▶ **Problem to solve**: Print every entry exactly as written.

## BEGIN Supplied information

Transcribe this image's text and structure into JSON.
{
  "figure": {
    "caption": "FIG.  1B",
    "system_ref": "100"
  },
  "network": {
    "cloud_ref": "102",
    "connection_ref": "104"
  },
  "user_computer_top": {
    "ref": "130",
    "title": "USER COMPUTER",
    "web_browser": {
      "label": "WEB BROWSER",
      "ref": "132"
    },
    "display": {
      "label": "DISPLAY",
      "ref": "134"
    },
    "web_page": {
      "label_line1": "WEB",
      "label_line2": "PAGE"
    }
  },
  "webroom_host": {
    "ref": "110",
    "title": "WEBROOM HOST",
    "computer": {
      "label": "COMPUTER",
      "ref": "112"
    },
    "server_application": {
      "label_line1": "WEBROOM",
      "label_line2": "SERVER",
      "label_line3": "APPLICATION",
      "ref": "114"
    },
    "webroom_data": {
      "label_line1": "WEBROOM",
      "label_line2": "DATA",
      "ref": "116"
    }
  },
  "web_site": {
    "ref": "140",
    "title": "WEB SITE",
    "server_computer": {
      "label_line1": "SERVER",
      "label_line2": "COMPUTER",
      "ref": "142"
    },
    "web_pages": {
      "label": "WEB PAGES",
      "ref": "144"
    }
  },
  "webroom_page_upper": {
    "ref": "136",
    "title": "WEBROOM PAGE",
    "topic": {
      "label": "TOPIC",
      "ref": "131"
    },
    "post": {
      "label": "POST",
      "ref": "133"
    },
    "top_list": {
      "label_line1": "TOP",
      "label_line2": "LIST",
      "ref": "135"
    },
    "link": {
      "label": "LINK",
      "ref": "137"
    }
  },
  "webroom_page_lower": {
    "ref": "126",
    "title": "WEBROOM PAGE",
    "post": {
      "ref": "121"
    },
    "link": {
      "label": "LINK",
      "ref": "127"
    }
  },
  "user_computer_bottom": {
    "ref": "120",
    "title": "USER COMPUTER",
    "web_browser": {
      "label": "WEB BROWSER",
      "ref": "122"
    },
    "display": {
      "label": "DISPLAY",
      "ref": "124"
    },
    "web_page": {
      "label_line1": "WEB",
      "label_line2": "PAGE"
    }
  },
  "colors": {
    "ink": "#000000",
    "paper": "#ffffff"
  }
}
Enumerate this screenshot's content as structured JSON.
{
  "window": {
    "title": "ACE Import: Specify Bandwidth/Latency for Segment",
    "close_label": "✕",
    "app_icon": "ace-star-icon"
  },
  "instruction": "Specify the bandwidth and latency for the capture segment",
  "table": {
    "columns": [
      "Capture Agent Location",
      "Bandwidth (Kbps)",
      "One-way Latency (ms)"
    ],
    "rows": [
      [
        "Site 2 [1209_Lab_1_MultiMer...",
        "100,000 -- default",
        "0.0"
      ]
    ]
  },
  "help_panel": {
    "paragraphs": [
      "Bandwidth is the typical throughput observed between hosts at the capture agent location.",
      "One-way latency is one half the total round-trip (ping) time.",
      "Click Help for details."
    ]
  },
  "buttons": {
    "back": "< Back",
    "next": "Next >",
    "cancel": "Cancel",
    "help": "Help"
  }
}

## END Supplied information

▶ **The output**:
Transcribe this image's text and structure into JSON.
{
  "figure": {
    "caption": "FIG.  1B",
    "system_ref": "100"
  },
  "network": {
    "cloud_ref": "102",
    "connection_ref": "104"
  },
  "user_computer_top": {
    "ref": "130",
    "title": "USER COMPUTER",
    "web_browser": {
      "label": "WEB BROWSER",
      "ref": "132"
    },
    "display": {
      "label": "DISPLAY",
      "ref": "134"
    },
    "web_page": {
      "label_line1": "WEB",
      "label_line2": "PAGE"
    }
  },
  "webroom_host": {
    "ref": "110",
    "title": "WEBROOM HOST",
    "computer": {
      "label": "COMPUTER",
      "ref": "112"
    },
    "server_application": {
      "label_line1": "WEBROOM",
      "label_line2": "SERVER",
      "label_line3": "APPLICATION",
      "ref": "114"
    },
    "webroom_data": {
      "label_line1": "WEBROOM",
      "label_line2": "DATA",
      "ref": "116"
    }
  },
  "web_site": {
    "ref": "140",
    "title": "WEB SITE",
    "server_computer": {
      "label_line1": "SERVER",
      "label_line2": "COMPUTER",
      "ref": "142"
    },
    "web_pages": {
      "label": "WEB PAGES",
      "ref": "144"
    }
  },
  "webroom_page_upper": {
    "ref": "136",
    "title": "WEBROOM PAGE",
    "topic": {
      "label": "TOPIC",
      "ref": "131"
    },
    "post": {
      "label": "POST",
      "ref": "133"
    },
    "top_list": {
      "label_line1": "TOP",
      "label_line2": "LIST",
      "ref": "135"
    },
    "link": {
      "label": "LINK",
      "ref": "137"
    }
  },
  "webroom_page_lower": {
    "ref": "126",
    "title": "WEBROOM PAGE",
    "post": {
      "ref": "121"
    },
    "link": {
      "label": "LINK",
      "ref": "127"
    }
  },
  "user_computer_bottom": {
    "ref": "120",
    "title": "USER COMPUTER",
    "web_browser": {
      "label": "WEB BROWSER",
      "ref": "122"
    },
    "display": {
      "label": "DISPLAY",
      "ref": "124"
    },
    "web_page": {
      "label_line1": "WEB",
      "label_line2": "PAGE"
    }
  },
  "colors": {
    "ink": "#000000",
    "paper": "#ffffff"
  }
}
Enumerate this screenshot's content as structured JSON.
{
  "window": {
    "title": "ACE Import: Specify Bandwidth/Latency for Segment",
    "close_label": "✕",
    "app_icon": "ace-star-icon"
  },
  "instruction": "Specify the bandwidth and latency for the capture segment",
  "table": {
    "columns": [
      "Capture Agent Location",
      "Bandwidth (Kbps)",
      "One-way Latency (ms)"
    ],
    "rows": [
      [
        "Site 2 [1209_Lab_1_MultiMer...",
        "100,000 -- default",
        "0.0"
      ]
    ]
  },
  "help_panel": {
    "paragraphs": [
      "Bandwidth is the typical throughput observed between hosts at the capture agent location.",
      "One-way latency is one half the total round-trip (ping) time.",
      "Click Help for details."
    ]
  },
  "buttons": {
    "back": "< Back",
    "next": "Next >",
    "cancel": "Cancel",
    "help": "Help"
  }
}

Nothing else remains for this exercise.